++++ Data ++++

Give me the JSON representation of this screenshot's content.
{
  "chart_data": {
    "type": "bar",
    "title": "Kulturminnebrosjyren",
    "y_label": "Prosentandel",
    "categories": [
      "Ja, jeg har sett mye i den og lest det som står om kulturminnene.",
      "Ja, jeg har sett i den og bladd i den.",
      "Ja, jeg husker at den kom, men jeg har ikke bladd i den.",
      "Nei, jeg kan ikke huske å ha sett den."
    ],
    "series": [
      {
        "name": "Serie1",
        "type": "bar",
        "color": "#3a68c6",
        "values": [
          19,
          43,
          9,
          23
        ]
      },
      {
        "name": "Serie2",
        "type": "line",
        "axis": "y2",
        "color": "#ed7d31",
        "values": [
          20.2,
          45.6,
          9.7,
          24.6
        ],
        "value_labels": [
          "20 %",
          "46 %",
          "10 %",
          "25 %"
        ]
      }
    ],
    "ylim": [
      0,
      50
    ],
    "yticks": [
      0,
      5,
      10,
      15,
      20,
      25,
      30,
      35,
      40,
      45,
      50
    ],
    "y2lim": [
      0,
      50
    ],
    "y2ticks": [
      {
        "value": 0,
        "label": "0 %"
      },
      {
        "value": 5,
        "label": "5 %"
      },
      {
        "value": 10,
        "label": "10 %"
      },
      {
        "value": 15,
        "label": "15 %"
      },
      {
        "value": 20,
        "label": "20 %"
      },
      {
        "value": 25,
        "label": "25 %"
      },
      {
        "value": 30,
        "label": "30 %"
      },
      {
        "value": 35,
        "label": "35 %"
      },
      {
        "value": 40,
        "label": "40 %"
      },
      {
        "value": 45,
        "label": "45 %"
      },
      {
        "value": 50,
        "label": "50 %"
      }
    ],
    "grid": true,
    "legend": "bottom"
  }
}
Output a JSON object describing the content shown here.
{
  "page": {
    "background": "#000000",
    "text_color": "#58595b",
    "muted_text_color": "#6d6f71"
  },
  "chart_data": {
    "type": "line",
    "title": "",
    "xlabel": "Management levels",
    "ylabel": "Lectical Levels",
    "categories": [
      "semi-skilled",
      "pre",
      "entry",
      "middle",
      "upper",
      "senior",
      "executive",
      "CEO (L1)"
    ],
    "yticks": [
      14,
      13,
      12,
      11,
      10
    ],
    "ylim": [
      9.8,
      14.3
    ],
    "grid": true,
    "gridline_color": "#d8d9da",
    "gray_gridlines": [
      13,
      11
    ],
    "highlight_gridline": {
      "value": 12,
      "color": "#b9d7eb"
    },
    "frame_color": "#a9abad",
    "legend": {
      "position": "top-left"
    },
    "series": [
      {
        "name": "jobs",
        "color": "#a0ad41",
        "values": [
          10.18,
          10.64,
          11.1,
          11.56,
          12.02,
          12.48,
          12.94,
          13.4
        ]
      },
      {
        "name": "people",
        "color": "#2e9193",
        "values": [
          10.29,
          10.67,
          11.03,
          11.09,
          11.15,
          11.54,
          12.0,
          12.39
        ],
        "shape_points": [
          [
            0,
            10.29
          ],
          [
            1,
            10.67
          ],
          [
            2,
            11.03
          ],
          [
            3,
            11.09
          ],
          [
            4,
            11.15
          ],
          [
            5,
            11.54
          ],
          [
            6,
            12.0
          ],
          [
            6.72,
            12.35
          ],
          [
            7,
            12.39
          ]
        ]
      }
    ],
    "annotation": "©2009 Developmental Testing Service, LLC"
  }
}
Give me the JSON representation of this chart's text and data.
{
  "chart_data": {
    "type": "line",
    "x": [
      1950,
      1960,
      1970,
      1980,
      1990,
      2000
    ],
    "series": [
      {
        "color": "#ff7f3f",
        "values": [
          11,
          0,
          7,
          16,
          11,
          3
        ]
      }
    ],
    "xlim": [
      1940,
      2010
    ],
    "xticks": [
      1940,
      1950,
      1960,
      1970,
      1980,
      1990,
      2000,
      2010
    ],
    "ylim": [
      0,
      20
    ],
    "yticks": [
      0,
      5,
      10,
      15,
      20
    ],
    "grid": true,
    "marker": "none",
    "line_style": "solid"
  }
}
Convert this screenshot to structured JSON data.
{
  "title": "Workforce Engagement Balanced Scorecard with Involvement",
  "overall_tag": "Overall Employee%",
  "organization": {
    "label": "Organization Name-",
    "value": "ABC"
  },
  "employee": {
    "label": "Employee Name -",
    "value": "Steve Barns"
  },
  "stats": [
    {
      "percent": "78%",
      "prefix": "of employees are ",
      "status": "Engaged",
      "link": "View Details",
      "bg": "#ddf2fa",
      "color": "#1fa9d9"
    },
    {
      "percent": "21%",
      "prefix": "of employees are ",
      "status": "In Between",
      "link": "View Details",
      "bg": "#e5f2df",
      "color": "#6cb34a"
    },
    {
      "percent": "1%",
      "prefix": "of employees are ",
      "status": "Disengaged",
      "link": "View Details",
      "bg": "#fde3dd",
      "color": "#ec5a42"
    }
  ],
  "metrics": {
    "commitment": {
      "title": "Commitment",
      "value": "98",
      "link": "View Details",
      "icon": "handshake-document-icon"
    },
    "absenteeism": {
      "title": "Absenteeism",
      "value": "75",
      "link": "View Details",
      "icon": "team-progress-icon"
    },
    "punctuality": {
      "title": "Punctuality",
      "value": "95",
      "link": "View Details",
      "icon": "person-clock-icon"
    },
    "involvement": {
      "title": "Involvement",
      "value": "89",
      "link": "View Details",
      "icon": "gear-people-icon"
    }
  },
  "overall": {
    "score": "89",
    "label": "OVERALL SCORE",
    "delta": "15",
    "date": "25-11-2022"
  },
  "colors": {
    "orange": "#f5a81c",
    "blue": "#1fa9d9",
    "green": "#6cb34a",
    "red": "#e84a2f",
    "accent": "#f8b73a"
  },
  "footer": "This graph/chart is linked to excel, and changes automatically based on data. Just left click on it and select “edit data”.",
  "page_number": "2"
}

++++

What you will do
Copy out each record exactly as given, omitting none.

Result for this task
Give me the JSON representation of this screenshot's content.
{
  "chart_data": {
    "type": "bar",
    "title": "Kulturminnebrosjyren",
    "y_label": "Prosentandel",
    "categories": [
      "Ja, jeg har sett mye i den og lest det som står om kulturminnene.",
      "Ja, jeg har sett i den og bladd i den.",
      "Ja, jeg husker at den kom, men jeg har ikke bladd i den.",
      "Nei, jeg kan ikke huske å ha sett den."
    ],
    "series": [
      {
        "name": "Serie1",
        "type": "bar",
        "color": "#3a68c6",
        "values": [
          19,
          43,
          9,
          23
        ]
      },
      {
        "name": "Serie2",
        "type": "line",
        "axis": "y2",
        "color": "#ed7d31",
        "values": [
          20.2,
          45.6,
          9.7,
          24.6
        ],
        "value_labels": [
          "20 %",
          "46 %",
          "10 %",
          "25 %"
        ]
      }
    ],
    "ylim": [
      0,
      50
    ],
    "yticks": [
      0,
      5,
      10,
      15,
      20,
      25,
      30,
      35,
      40,
      45,
      50
    ],
    "y2lim": [
      0,
      50
    ],
    "y2ticks": [
      {
        "value": 0,
        "label": "0 %"
      },
      {
        "value": 5,
        "label": "5 %"
      },
      {
        "value": 10,
        "label": "10 %"
      },
      {
        "value": 15,
        "label": "15 %"
      },
      {
        "value": 20,
        "label": "20 %"
      },
      {
        "value": 25,
        "label": "25 %"
      },
      {
        "value": 30,
        "label": "30 %"
      },
      {
        "value": 35,
        "label": "35 %"
      },
      {
        "value": 40,
        "label": "40 %"
      },
      {
        "value": 45,
        "label": "45 %"
      },
      {
        "value": 50,
        "label": "50 %"
      }
    ],
    "grid": true,
    "legend": "bottom"
  }
}
Output a JSON object describing the content shown here.
{
  "page": {
    "background": "#000000",
    "text_color": "#58595b",
    "muted_text_color": "#6d6f71"
  },
  "chart_data": {
    "type": "line",
    "title": "",
    "xlabel": "Management levels",
    "ylabel": "Lectical Levels",
    "categories": [
      "semi-skilled",
      "pre",
      "entry",
      "middle",
      "upper",
      "senior",
      "executive",
      "CEO (L1)"
    ],
    "yticks": [
      14,
      13,
      12,
      11,
      10
    ],
    "ylim": [
      9.8,
      14.3
    ],
    "grid": true,
    "gridline_color": "#d8d9da",
    "gray_gridlines": [
      13,
      11
    ],
    "highlight_gridline": {
      "value": 12,
      "color": "#b9d7eb"
    },
    "frame_color": "#a9abad",
    "legend": {
      "position": "top-left"
    },
    "series": [
      {
        "name": "jobs",
        "color": "#a0ad41",
        "values": [
          10.18,
          10.64,
          11.1,
          11.56,
          12.02,
          12.48,
          12.94,
          13.4
        ]
      },
      {
        "name": "people",
        "color": "#2e9193",
        "values": [
          10.29,
          10.67,
          11.03,
          11.09,
          11.15,
          11.54,
          12.0,
          12.39
        ],
        "shape_points": [
          [
            0,
            10.29
          ],
          [
            1,
            10.67
          ],
          [
            2,
            11.03
          ],
          [
            3,
            11.09
          ],
          [
            4,
            11.15
          ],
          [
            5,
            11.54
          ],
          [
            6,
            12.0
          ],
          [
            6.72,
            12.35
          ],
          [
            7,
            12.39
          ]
        ]
      }
    ],
    "annotation": "©2009 Developmental Testing Service, LLC"
  }
}
Give me the JSON representation of this chart's text and data.
{
  "chart_data": {
    "type": "line",
    "x": [
      1950,
      1960,
      1970,
      1980,
      1990,
      2000
    ],
    "series": [
      {
        "color": "#ff7f3f",
        "values": [
          11,
          0,
          7,
          16,
          11,
          3
        ]
      }
    ],
    "xlim": [
      1940,
      2010
    ],
    "xticks": [
      1940,
      1950,
      1960,
      1970,
      1980,
      1990,
      2000,
      2010
    ],
    "ylim": [
      0,
      20
    ],
    "yticks": [
      0,
      5,
      10,
      15,
      20
    ],
    "grid": true,
    "marker": "none",
    "line_style": "solid"
  }
}
Convert this screenshot to structured JSON data.
{
  "title": "Workforce Engagement Balanced Scorecard with Involvement",
  "overall_tag": "Overall Employee%",
  "organization": {
    "label": "Organization Name-",
    "value": "ABC"
  },
  "employee": {
    "label": "Employee Name -",
    "value": "Steve Barns"
  },
  "stats": [
    {
      "percent": "78%",
      "prefix": "of employees are ",
      "status": "Engaged",
      "link": "View Details",
      "bg": "#ddf2fa",
      "color": "#1fa9d9"
    },
    {
      "percent": "21%",
      "prefix": "of employees are ",
      "status": "In Between",
      "link": "View Details",
      "bg": "#e5f2df",
      "color": "#6cb34a"
    },
    {
      "percent": "1%",
      "prefix": "of employees are ",
      "status": "Disengaged",
      "link": "View Details",
      "bg": "#fde3dd",
      "color": "#ec5a42"
    }
  ],
  "metrics": {
    "commitment": {
      "title": "Commitment",
      "value": "98",
      "link": "View Details",
      "icon": "handshake-document-icon"
    },
    "absenteeism": {
      "title": "Absenteeism",
      "value": "75",
      "link": "View Details",
      "icon": "team-progress-icon"
    },
    "punctuality": {
      "title": "Punctuality",
      "value": "95",
      "link": "View Details",
      "icon": "person-clock-icon"
    },
    "involvement": {
      "title": "Involvement",
      "value": "89",
      "link": "View Details",
      "icon": "gear-people-icon"
    }
  },
  "overall": {
    "score": "89",
    "label": "OVERALL SCORE",
    "delta": "15",
    "date": "25-11-2022"
  },
  "colors": {
    "orange": "#f5a81c",
    "blue": "#1fa9d9",
    "green": "#6cb34a",
    "red": "#e84a2f",
    "accent": "#f8b73a"
  },
  "footer": "This graph/chart is linked to excel, and changes automatically based on data. Just left click on it and select “edit data”.",
  "page_number": "2"
}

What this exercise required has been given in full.